[Objective] Tell how many lines include the string "details". Answer with a single number.

[Records shown]
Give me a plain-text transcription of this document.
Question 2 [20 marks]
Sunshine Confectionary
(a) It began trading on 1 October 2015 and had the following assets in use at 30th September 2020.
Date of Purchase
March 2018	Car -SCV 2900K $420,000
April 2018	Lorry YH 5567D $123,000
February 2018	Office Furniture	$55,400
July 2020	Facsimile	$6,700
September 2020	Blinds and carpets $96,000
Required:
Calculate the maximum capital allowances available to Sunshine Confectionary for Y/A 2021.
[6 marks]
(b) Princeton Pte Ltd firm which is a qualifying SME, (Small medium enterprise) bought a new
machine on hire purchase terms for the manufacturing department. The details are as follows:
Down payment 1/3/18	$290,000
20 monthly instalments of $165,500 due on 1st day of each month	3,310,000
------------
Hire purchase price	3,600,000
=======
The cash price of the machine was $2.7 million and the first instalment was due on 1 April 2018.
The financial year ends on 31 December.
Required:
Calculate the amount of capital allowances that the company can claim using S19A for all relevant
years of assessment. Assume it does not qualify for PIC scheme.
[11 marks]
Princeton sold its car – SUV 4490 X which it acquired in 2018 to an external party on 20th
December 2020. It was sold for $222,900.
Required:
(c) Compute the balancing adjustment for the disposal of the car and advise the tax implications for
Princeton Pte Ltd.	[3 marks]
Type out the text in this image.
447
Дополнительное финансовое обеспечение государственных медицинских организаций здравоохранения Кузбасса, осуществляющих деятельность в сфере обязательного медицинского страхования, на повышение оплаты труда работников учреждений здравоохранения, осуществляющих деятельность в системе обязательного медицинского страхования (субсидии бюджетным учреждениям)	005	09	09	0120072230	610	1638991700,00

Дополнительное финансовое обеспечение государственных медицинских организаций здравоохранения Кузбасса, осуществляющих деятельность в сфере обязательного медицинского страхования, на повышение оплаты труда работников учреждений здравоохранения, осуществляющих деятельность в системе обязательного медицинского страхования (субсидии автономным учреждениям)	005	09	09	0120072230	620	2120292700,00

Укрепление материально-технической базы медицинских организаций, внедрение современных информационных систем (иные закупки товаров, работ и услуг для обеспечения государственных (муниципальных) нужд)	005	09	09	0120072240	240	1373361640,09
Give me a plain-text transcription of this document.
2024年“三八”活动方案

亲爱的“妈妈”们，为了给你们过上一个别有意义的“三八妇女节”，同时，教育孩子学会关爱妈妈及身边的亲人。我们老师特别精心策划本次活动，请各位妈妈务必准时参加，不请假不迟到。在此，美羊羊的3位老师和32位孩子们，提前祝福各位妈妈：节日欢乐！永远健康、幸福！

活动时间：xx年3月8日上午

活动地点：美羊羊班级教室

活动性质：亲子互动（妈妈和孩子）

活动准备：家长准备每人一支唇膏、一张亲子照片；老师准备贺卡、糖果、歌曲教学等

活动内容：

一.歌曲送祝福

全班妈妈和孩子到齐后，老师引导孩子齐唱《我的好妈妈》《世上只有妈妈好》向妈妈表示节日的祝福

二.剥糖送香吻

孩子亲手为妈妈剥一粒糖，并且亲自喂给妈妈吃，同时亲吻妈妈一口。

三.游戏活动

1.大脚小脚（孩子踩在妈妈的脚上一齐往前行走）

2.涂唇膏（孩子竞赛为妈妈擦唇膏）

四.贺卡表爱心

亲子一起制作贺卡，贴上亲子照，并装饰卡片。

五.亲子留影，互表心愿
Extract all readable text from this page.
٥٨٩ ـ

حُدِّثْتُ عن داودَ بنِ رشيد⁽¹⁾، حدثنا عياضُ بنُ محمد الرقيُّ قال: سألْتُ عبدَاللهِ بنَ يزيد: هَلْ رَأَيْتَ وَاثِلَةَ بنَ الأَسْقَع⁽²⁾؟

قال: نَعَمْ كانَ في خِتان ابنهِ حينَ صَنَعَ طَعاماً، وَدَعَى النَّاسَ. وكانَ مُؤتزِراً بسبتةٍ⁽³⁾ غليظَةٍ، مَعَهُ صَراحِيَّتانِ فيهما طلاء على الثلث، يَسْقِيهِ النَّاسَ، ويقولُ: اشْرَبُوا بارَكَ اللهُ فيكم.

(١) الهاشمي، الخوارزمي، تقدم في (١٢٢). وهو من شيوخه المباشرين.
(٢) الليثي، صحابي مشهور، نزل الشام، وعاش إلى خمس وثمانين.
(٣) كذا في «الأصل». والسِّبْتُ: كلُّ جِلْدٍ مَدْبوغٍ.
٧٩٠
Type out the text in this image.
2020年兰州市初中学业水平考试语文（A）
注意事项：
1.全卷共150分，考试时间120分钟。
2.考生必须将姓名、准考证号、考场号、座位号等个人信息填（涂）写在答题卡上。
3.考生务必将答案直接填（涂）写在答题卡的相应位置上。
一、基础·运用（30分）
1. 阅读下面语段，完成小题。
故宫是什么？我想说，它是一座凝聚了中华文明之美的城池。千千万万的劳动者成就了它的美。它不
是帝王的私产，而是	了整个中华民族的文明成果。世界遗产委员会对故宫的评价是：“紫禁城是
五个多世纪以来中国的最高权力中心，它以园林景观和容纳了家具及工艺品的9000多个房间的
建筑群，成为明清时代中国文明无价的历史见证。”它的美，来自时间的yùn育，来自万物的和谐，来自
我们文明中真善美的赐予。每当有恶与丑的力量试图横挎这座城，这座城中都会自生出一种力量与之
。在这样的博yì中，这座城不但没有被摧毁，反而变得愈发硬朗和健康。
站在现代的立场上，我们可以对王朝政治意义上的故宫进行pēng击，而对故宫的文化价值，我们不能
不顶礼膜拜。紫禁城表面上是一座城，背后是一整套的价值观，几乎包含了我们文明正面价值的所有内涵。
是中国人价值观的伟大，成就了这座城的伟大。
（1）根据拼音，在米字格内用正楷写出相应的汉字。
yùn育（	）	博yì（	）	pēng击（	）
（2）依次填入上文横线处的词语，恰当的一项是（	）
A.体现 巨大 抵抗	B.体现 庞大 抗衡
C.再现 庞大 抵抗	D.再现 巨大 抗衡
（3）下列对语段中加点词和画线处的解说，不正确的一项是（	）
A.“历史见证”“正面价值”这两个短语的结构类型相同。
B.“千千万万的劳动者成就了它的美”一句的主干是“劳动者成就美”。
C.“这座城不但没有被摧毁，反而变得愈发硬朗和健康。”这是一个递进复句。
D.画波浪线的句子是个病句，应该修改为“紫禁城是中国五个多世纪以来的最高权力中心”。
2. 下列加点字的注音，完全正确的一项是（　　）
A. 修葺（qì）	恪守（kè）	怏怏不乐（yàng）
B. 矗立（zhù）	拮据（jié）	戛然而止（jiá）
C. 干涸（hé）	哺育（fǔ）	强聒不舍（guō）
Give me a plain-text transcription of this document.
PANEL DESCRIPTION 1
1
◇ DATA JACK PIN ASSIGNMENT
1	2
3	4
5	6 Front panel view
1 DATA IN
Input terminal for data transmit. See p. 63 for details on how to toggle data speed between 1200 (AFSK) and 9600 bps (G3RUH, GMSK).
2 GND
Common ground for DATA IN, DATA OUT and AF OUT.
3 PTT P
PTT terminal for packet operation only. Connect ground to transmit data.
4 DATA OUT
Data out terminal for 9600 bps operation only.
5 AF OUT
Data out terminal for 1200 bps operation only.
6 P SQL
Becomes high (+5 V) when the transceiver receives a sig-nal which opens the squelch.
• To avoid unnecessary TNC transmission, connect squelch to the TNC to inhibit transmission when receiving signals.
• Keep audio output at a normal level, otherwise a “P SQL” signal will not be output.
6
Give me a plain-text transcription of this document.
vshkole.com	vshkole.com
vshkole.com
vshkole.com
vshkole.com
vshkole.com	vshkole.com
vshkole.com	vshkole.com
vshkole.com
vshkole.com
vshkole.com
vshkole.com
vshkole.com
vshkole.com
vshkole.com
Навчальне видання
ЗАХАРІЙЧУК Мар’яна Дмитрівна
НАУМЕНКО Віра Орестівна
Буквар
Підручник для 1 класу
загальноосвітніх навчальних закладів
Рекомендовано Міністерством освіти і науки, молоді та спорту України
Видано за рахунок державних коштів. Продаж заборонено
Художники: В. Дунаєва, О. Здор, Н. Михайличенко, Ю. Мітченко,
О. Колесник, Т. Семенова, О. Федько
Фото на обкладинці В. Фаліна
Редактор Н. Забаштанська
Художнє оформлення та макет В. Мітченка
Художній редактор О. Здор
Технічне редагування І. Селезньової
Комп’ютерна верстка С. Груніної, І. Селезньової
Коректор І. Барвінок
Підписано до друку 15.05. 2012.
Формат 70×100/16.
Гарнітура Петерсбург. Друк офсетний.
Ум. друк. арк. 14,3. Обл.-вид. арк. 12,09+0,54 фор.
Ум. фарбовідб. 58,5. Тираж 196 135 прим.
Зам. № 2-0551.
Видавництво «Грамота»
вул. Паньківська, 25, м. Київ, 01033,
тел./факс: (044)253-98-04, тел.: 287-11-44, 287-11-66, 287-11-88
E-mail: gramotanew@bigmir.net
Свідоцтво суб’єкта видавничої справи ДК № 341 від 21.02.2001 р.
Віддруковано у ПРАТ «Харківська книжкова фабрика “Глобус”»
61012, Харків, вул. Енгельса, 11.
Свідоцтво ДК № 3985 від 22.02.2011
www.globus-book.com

[Exercise response] 2